(Source records)
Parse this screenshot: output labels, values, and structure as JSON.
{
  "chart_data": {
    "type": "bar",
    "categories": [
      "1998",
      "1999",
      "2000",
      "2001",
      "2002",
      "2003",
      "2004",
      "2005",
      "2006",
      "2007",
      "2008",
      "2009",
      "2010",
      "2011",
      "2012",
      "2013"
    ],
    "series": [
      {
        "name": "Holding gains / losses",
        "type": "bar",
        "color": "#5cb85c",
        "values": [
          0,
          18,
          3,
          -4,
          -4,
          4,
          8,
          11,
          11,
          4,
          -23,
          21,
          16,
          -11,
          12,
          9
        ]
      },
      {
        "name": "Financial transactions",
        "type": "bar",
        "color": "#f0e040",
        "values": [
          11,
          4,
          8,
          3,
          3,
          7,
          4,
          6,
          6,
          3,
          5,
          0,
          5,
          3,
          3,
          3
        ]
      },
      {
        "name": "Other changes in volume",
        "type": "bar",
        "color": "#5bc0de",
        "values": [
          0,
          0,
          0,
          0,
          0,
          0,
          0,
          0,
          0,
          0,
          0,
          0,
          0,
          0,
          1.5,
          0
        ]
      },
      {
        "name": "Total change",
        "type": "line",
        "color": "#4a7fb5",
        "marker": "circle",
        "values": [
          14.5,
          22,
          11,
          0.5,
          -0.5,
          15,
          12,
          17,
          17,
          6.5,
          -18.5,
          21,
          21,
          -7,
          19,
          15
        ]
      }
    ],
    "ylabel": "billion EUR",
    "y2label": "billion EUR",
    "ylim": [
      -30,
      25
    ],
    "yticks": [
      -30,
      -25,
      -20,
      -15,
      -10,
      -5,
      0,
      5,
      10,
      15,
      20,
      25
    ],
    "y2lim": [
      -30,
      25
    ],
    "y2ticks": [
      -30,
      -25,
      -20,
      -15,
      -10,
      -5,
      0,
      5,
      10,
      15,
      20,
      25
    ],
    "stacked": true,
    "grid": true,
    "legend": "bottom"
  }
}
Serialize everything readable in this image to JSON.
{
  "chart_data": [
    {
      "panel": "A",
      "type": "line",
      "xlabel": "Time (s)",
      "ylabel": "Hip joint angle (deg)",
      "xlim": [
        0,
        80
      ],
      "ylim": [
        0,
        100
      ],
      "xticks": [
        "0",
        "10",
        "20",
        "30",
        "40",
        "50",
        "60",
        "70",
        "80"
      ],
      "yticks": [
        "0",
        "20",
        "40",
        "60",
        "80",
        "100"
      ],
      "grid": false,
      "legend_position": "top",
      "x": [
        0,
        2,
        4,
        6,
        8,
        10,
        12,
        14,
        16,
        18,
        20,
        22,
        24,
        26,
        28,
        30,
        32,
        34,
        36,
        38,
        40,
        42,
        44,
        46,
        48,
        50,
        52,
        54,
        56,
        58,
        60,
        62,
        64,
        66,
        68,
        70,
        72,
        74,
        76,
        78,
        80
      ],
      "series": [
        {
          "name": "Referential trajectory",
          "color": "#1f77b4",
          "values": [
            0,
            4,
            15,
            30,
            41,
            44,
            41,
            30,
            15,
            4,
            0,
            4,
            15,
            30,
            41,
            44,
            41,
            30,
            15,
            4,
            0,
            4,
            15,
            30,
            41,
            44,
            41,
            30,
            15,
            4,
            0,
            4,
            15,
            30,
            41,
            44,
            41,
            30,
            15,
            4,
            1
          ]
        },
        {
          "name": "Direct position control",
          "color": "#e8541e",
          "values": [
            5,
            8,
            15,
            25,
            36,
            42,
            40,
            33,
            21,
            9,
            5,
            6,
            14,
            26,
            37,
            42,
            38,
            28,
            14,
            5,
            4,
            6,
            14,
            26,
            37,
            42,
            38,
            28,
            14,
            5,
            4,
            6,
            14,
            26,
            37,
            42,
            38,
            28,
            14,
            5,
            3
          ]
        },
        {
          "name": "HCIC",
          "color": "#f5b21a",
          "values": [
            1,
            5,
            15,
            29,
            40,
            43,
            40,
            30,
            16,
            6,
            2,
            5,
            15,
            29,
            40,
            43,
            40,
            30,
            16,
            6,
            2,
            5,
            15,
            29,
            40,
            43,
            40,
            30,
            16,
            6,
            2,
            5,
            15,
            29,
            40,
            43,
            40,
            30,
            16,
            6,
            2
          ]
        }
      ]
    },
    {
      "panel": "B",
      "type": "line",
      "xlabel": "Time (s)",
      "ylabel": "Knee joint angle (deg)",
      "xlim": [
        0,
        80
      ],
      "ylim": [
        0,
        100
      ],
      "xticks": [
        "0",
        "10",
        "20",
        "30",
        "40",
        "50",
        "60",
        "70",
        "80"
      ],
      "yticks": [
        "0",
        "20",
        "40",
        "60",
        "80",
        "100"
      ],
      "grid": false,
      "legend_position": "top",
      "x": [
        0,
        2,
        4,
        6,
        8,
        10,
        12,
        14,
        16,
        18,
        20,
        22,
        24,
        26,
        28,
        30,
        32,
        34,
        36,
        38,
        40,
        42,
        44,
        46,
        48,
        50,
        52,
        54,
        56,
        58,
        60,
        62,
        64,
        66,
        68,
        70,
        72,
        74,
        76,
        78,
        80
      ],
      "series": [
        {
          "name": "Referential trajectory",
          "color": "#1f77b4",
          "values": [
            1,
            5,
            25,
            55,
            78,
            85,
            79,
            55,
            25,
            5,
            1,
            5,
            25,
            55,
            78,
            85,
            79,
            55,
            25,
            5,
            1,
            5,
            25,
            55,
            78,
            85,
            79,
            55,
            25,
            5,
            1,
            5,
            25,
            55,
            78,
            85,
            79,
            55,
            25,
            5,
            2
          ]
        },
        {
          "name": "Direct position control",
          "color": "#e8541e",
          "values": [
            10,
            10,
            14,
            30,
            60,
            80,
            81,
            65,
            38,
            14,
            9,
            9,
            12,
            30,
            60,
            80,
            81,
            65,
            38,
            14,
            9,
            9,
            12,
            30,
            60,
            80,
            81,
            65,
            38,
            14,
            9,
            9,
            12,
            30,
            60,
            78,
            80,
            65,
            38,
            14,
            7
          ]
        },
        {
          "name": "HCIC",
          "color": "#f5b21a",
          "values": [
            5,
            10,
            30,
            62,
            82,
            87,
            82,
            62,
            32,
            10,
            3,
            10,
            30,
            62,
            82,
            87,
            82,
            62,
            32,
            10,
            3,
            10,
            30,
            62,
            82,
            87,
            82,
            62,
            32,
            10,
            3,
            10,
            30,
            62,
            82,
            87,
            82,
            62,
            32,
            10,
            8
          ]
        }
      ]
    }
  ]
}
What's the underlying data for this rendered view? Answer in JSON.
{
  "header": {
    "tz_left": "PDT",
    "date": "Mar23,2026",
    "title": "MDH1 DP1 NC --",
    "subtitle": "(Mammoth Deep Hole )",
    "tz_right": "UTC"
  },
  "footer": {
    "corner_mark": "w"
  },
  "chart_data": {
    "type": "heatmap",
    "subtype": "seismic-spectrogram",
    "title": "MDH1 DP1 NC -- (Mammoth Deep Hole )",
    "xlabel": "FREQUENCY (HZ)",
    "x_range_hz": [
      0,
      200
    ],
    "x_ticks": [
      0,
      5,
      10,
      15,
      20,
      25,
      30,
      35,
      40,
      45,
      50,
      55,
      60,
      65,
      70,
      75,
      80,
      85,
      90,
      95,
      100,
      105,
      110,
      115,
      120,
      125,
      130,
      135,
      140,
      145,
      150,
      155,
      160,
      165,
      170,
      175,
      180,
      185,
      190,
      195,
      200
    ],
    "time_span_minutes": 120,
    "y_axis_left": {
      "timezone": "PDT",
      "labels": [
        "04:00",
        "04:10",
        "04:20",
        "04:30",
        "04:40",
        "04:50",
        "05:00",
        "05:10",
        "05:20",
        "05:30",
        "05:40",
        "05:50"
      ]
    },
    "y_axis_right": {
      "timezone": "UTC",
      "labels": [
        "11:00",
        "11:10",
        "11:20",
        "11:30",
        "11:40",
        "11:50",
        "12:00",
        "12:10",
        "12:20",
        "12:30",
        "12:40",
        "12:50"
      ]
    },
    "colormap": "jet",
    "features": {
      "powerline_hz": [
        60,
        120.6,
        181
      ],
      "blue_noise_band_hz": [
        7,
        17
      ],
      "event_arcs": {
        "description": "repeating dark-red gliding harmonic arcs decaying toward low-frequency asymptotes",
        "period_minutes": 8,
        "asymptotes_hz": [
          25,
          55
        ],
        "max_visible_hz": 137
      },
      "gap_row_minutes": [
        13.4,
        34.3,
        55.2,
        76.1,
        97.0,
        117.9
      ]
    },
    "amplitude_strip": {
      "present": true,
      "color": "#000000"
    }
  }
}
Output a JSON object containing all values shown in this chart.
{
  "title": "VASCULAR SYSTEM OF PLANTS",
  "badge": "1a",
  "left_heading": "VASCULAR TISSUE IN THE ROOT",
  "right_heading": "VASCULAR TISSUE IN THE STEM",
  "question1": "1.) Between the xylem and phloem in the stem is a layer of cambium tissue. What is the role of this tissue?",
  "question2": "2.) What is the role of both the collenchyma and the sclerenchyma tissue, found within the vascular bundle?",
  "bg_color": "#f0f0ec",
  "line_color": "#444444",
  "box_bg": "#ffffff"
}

OBJECTIVE:
Search the data above for lines holding "Hole" and copy each of them.

REPLY TO THE EXERCISE:
    "subtitle": "(Mammoth Deep Hole )",
    "title": "MDH1 DP1 NC -- (Mammoth Deep Hole )",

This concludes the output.